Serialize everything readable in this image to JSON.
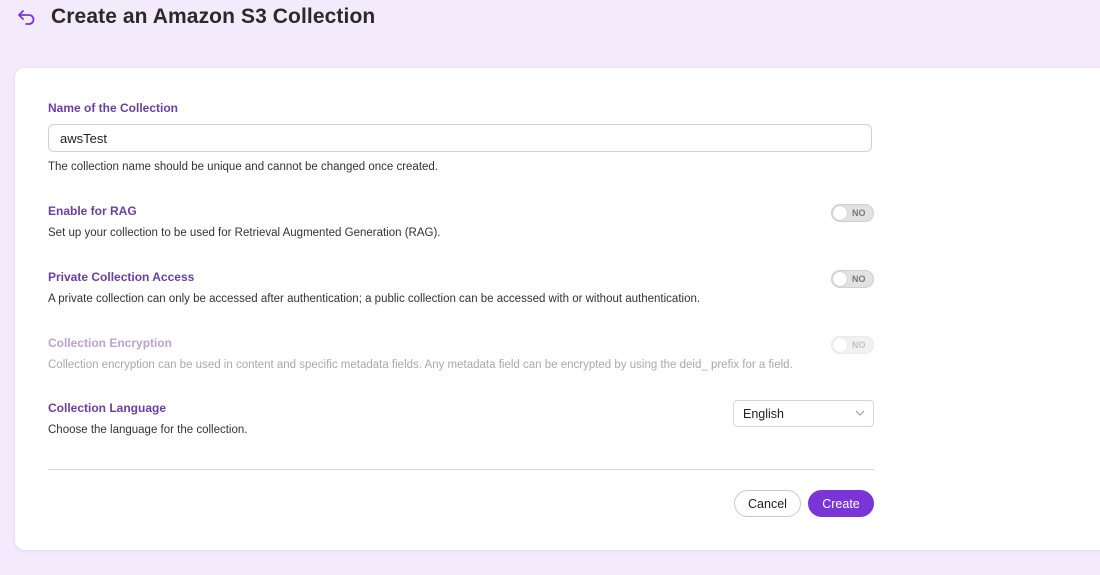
{
  "page": {
    "title": "Create an Amazon S3 Collection"
  },
  "form": {
    "name": {
      "label": "Name of the Collection",
      "value": "awsTest",
      "help": "The collection name should be unique and cannot be changed once created."
    },
    "rag": {
      "label": "Enable for RAG",
      "help": "Set up your collection to be used for Retrieval Augmented Generation (RAG).",
      "toggle": "NO"
    },
    "private_access": {
      "label": "Private Collection Access",
      "help": "A private collection can only be accessed after authentication; a public collection can be accessed with or without authentication.",
      "toggle": "NO"
    },
    "encryption": {
      "label": "Collection Encryption",
      "help": "Collection encryption can be used in content and specific metadata fields. Any metadata field can be encrypted by using the deid_ prefix for a field.",
      "toggle": "NO"
    },
    "language": {
      "label": "Collection Language",
      "help": "Choose the language for the collection.",
      "selected": "English"
    }
  },
  "actions": {
    "cancel_label": "Cancel",
    "create_label": "Create"
  },
  "colors": {
    "accent": "#7a35d9",
    "label": "#6b3fa0",
    "background": "#f3ebfc"
  },
  "icons": {
    "back": "back-arrow-icon",
    "dropdown": "chevron-down-icon"
  }
}
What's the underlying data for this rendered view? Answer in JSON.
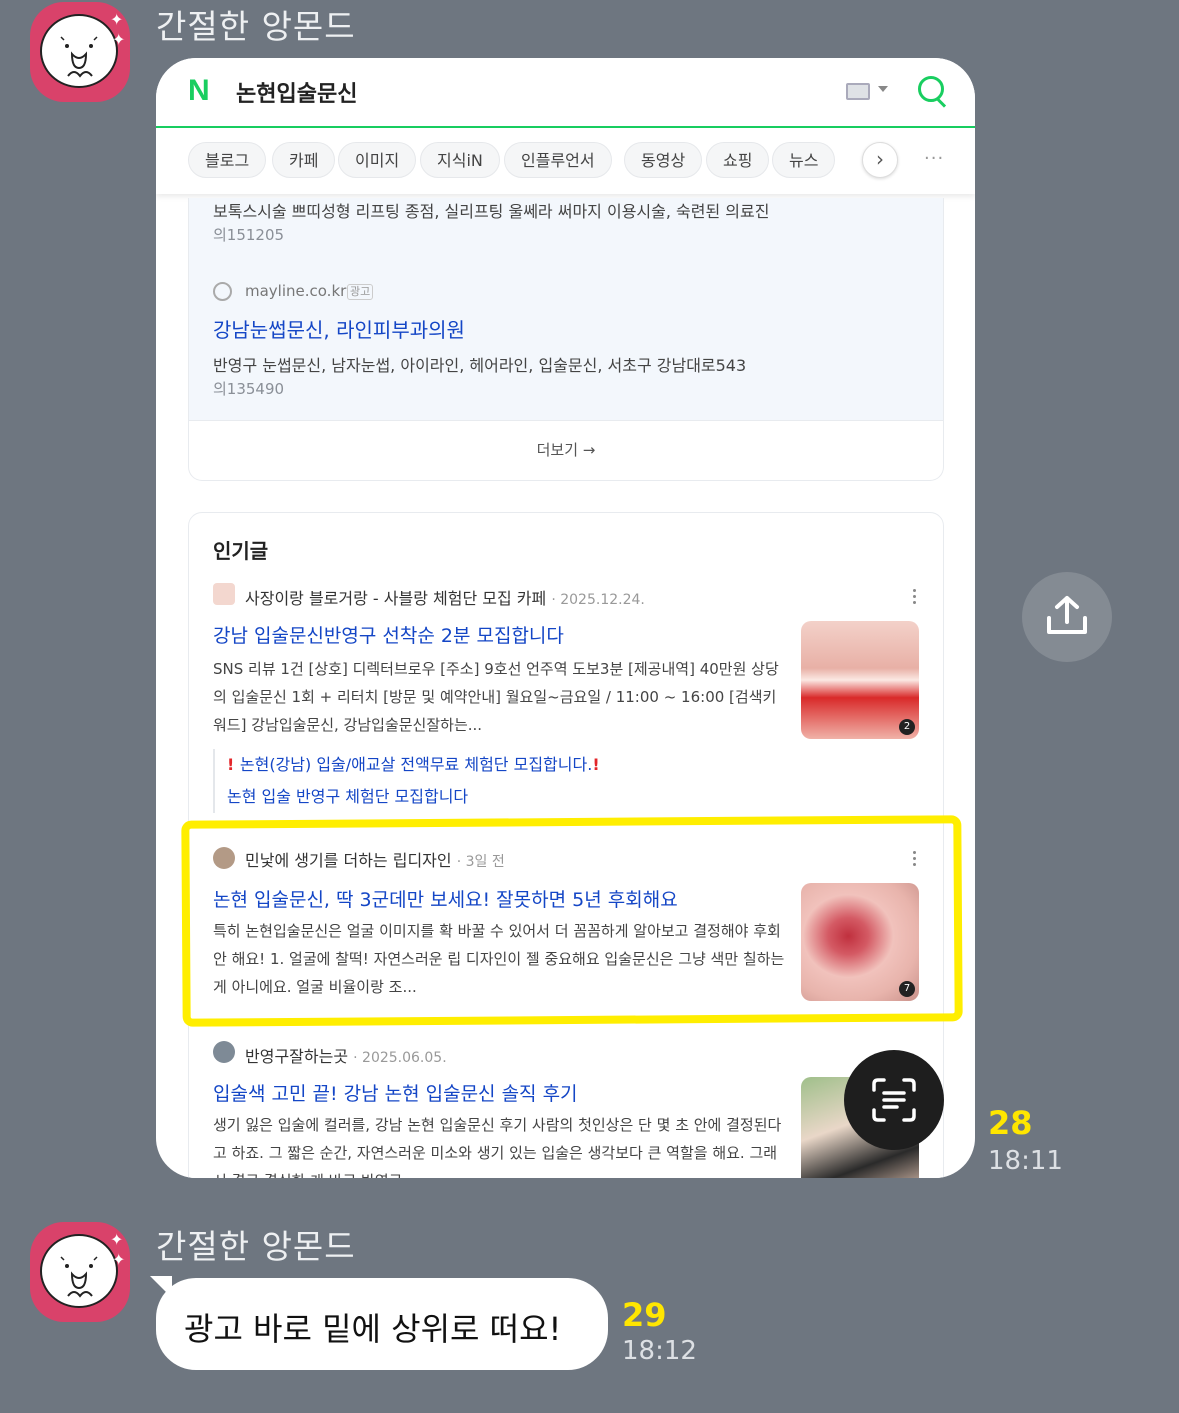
{
  "messages": [
    {
      "sender": "간절한 앙몬드",
      "type": "image",
      "read_count": "28",
      "time": "18:11",
      "screenshot": {
        "query": "논현입술문신",
        "tabs": [
          "블로그",
          "카페",
          "이미지",
          "지식iN",
          "인플루언서",
          "동영상",
          "쇼핑",
          "뉴스"
        ],
        "ads": [
          {
            "desc": "보톡스시술 쁘띠성형 리프팅 종점, 실리프팅 울쎄라 써마지 이용시술, 숙련된 의료진",
            "sub": "의151205"
          },
          {
            "domain": "mayline.co.kr",
            "badge": "광고",
            "title": "강남눈썹문신, 라인피부과의원",
            "desc": "반영구 눈썹문신, 남자눈썹, 아이라인, 헤어라인, 입술문신, 서초구 강남대로543",
            "sub": "의135490"
          }
        ],
        "more_label": "더보기 →",
        "popular_title": "인기글",
        "posts": [
          {
            "source": "사장이랑 블로거랑 - 사블랑 체험단 모집 카페",
            "date": "· 2025.12.24.",
            "title": "강남 입술문신반영구 선착순 2분 모집합니다",
            "body": "SNS 리뷰 1건 [상호] 디렉터브로우 [주소] 9호선 언주역 도보3분 [제공내역] 40만원 상당의 입술문신 1회 + 리터치 [방문 및 예약안내] 월요일~금요일 / 11:00 ~ 16:00 [검색키워드] 강남입술문신, 강남입술문신잘하는...",
            "thumb_count": "2",
            "sub_links": [
              "논현(강남) 입술/애교살 전액무료 체험단 모집합니다.",
              "논현 입술 반영구 체험단 모집합니다"
            ]
          },
          {
            "source": "민낯에 생기를 더하는 립디자인",
            "date": "· 3일 전",
            "title": "논현 입술문신, 딱 3군데만 보세요! 잘못하면 5년 후회해요",
            "body": "특히 논현입술문신은 얼굴 이미지를 확 바꿀 수 있어서 더 꼼꼼하게 알아보고 결정해야 후회 안 해요! 1. 얼굴에 찰떡! 자연스러운 립 디자인이 젤 중요해요 입술문신은 그냥 색만 칠하는 게 아니에요. 얼굴 비율이랑 조...",
            "thumb_count": "7"
          },
          {
            "source": "반영구잘하는곳",
            "date": "· 2025.06.05.",
            "title": "입술색 고민 끝! 강남 논현 입술문신 솔직 후기",
            "body": "생기 잃은 입술에 컬러를, 강남 논현 입술문신 후기 사람의 첫인상은 단 몇 초 안에 결정된다고 하죠. 그 짧은 순간, 자연스러운 미소와 생기 있는 입술은 생각보다 큰 역할을 해요. 그래서 결국 결심한 게 바로 반영구"
          }
        ]
      }
    },
    {
      "sender": "간절한 앙몬드",
      "type": "text",
      "text": "광고 바로 밑에 상위로 떠요!",
      "read_count": "29",
      "time": "18:12"
    }
  ],
  "colors": {
    "chat_bg": "#6e7680",
    "unread_count": "#ffe600",
    "naver_green": "#19ce60",
    "link_blue": "#1446c6",
    "highlight_yellow": "#ffee00",
    "avatar_pink": "#d9426a"
  },
  "icons": [
    "share-icon",
    "text-scan-icon",
    "search-icon",
    "keyboard-icon",
    "chevron-right-icon",
    "more-dots-icon",
    "globe-icon",
    "kebab-icon"
  ]
}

* Your task *
Go through the listing above and write it out again exactly, dropping the pictures.

* Response to the exercise *
Serialize everything readable in this image to JSON.
{
  "page": {
    "title": "Create an Amazon S3 Collection"
  },
  "form": {
    "name": {
      "label": "Name of the Collection",
      "value": "awsTest",
      "help": "The collection name should be unique and cannot be changed once created."
    },
    "rag": {
      "label": "Enable for RAG",
      "help": "Set up your collection to be used for Retrieval Augmented Generation (RAG).",
      "toggle": "NO"
    },
    "private_access": {
      "label": "Private Collection Access",
      "help": "A private collection can only be accessed after authentication; a public collection can be accessed with or without authentication.",
      "toggle": "NO"
    },
    "encryption": {
      "label": "Collection Encryption",
      "help": "Collection encryption can be used in content and specific metadata fields. Any metadata field can be encrypted by using the deid_ prefix for a field.",
      "toggle": "NO"
    },
    "language": {
      "label": "Collection Language",
      "help": "Choose the language for the collection.",
      "selected": "English"
    }
  },
  "actions": {
    "cancel_label": "Cancel",
    "create_label": "Create"
  },
  "colors": {
    "accent": "#7a35d9",
    "label": "#6b3fa0",
    "background": "#f3ebfc"
  },
  "icons": {
    "back": "back-arrow-icon",
    "dropdown": "chevron-down-icon"
  }
}
What's the underlying data for this rendered view? Answer in JSON.
{
  "messages": [
    {
      "sender": "간절한 앙몬드",
      "type": "image",
      "read_count": "28",
      "time": "18:11",
      "screenshot": {
        "query": "논현입술문신",
        "tabs": [
          "블로그",
          "카페",
          "이미지",
          "지식iN",
          "인플루언서",
          "동영상",
          "쇼핑",
          "뉴스"
        ],
        "ads": [
          {
            "desc": "보톡스시술 쁘띠성형 리프팅 종점, 실리프팅 울쎄라 써마지 이용시술, 숙련된 의료진",
            "sub": "의151205"
          },
          {
            "domain": "mayline.co.kr",
            "badge": "광고",
            "title": "강남눈썹문신, 라인피부과의원",
            "desc": "반영구 눈썹문신, 남자눈썹, 아이라인, 헤어라인, 입술문신, 서초구 강남대로543",
            "sub": "의135490"
          }
        ],
        "more_label": "더보기 →",
        "popular_title": "인기글",
        "posts": [
          {
            "source": "사장이랑 블로거랑 - 사블랑 체험단 모집 카페",
            "date": "· 2025.12.24.",
            "title": "강남 입술문신반영구 선착순 2분 모집합니다",
            "body": "SNS 리뷰 1건 [상호] 디렉터브로우 [주소] 9호선 언주역 도보3분 [제공내역] 40만원 상당의 입술문신 1회 + 리터치 [방문 및 예약안내] 월요일~금요일 / 11:00 ~ 16:00 [검색키워드] 강남입술문신, 강남입술문신잘하는...",
            "thumb_count": "2",
            "sub_links": [
              "논현(강남) 입술/애교살 전액무료 체험단 모집합니다.",
              "논현 입술 반영구 체험단 모집합니다"
            ]
          },
          {
            "source": "민낯에 생기를 더하는 립디자인",
            "date": "· 3일 전",
            "title": "논현 입술문신, 딱 3군데만 보세요! 잘못하면 5년 후회해요",
            "body": "특히 논현입술문신은 얼굴 이미지를 확 바꿀 수 있어서 더 꼼꼼하게 알아보고 결정해야 후회 안 해요! 1. 얼굴에 찰떡! 자연스러운 립 디자인이 젤 중요해요 입술문신은 그냥 색만 칠하는 게 아니에요. 얼굴 비율이랑 조...",
            "thumb_count": "7"
          },
          {
            "source": "반영구잘하는곳",
            "date": "· 2025.06.05.",
            "title": "입술색 고민 끝! 강남 논현 입술문신 솔직 후기",
            "body": "생기 잃은 입술에 컬러를, 강남 논현 입술문신 후기 사람의 첫인상은 단 몇 초 안에 결정된다고 하죠. 그 짧은 순간, 자연스러운 미소와 생기 있는 입술은 생각보다 큰 역할을 해요. 그래서 결국 결심한 게 바로 반영구"
          }
        ]
      }
    },
    {
      "sender": "간절한 앙몬드",
      "type": "text",
      "text": "광고 바로 밑에 상위로 떠요!",
      "read_count": "29",
      "time": "18:12"
    }
  ],
  "colors": {
    "chat_bg": "#6e7680",
    "unread_count": "#ffe600",
    "naver_green": "#19ce60",
    "link_blue": "#1446c6",
    "highlight_yellow": "#ffee00",
    "avatar_pink": "#d9426a"
  },
  "icons": [
    "share-icon",
    "text-scan-icon",
    "search-icon",
    "keyboard-icon",
    "chevron-right-icon",
    "more-dots-icon",
    "globe-icon",
    "kebab-icon"
  ]
}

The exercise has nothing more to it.